» MATERIAL FOR THIS EXERCISE
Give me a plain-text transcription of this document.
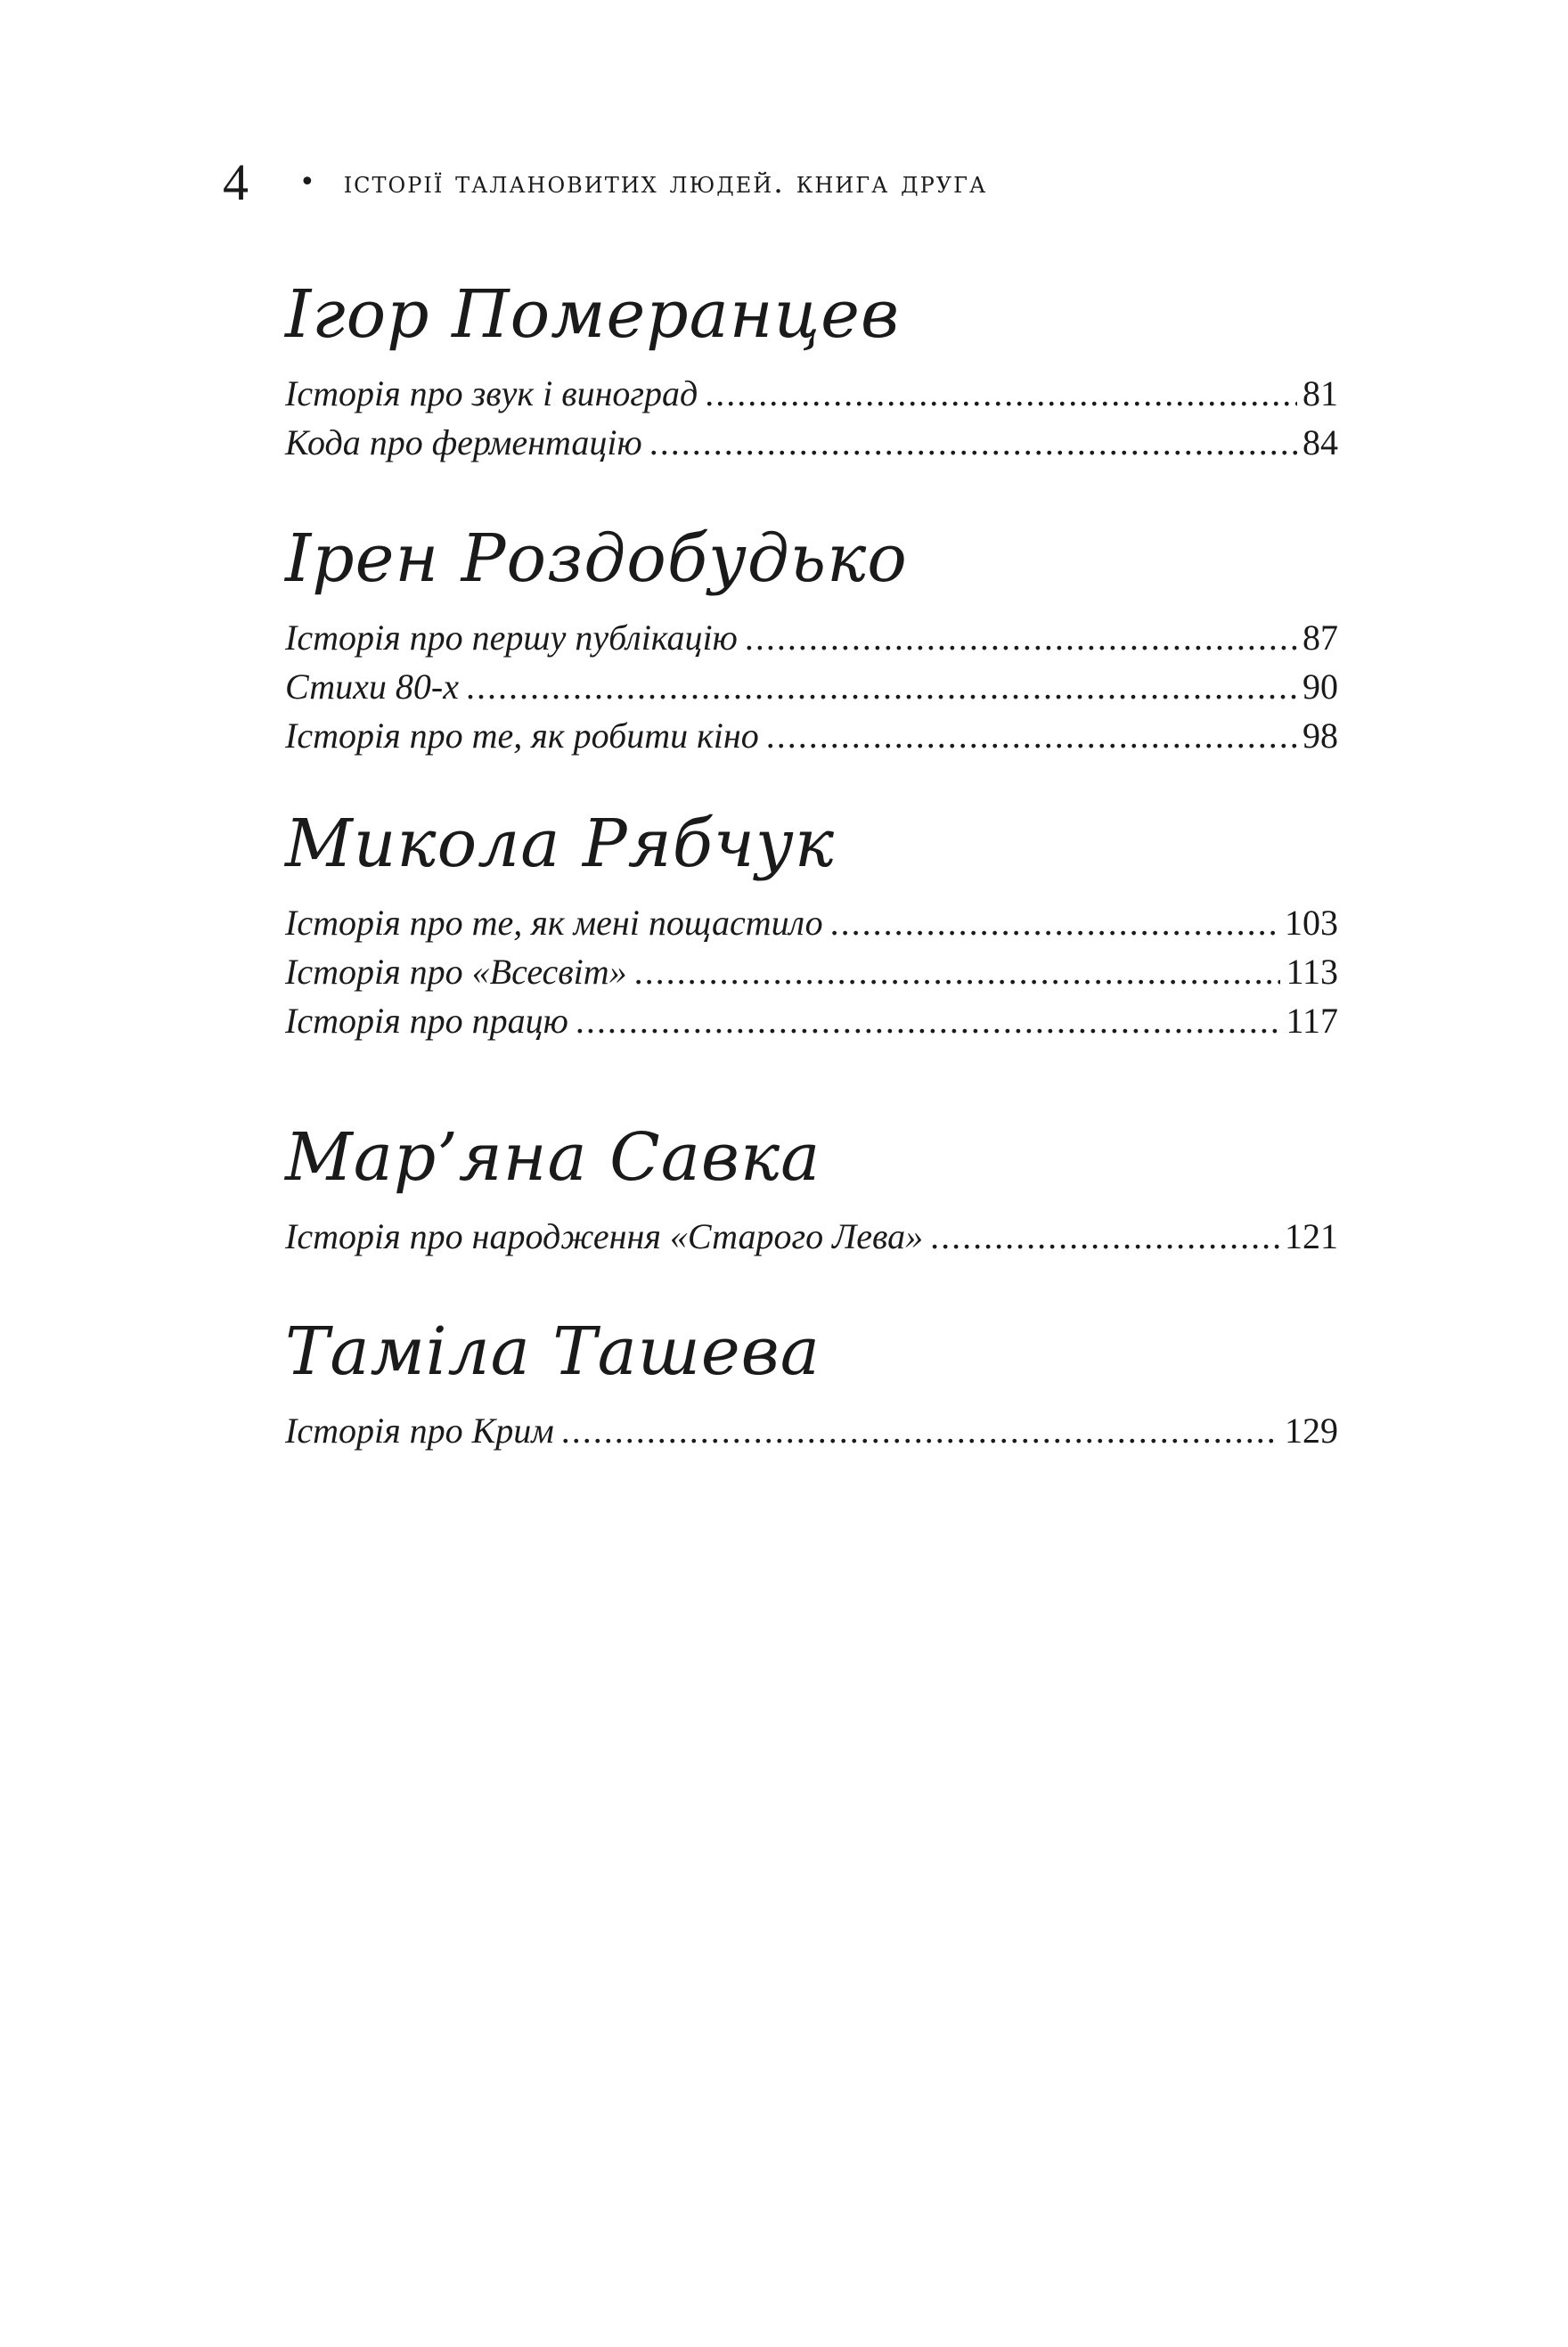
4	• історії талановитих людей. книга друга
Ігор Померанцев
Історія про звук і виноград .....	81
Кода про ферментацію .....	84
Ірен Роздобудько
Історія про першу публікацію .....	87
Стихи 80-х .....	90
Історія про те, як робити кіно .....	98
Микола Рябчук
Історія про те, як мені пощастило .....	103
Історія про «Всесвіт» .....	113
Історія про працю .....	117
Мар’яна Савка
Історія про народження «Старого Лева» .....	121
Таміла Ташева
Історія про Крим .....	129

» WHAT YOU NEED TO DO
Restate the whole listing above exactly, except for its images.

» TASK ANSWER
Give me a plain-text transcription of this document.
4	• історії талановитих людей. книга друга
Ігор Померанцев
Історія про звук і виноград .....	81
Кода про ферментацію .....	84
Ірен Роздобудько
Історія про першу публікацію .....	87
Стихи 80-х .....	90
Історія про те, як робити кіно .....	98
Микола Рябчук
Історія про те, як мені пощастило .....	103
Історія про «Всесвіт» .....	113
Історія про працю .....	117
Мар’яна Савка
Історія про народження «Старого Лева» .....	121
Таміла Ташева
Історія про Крим .....	129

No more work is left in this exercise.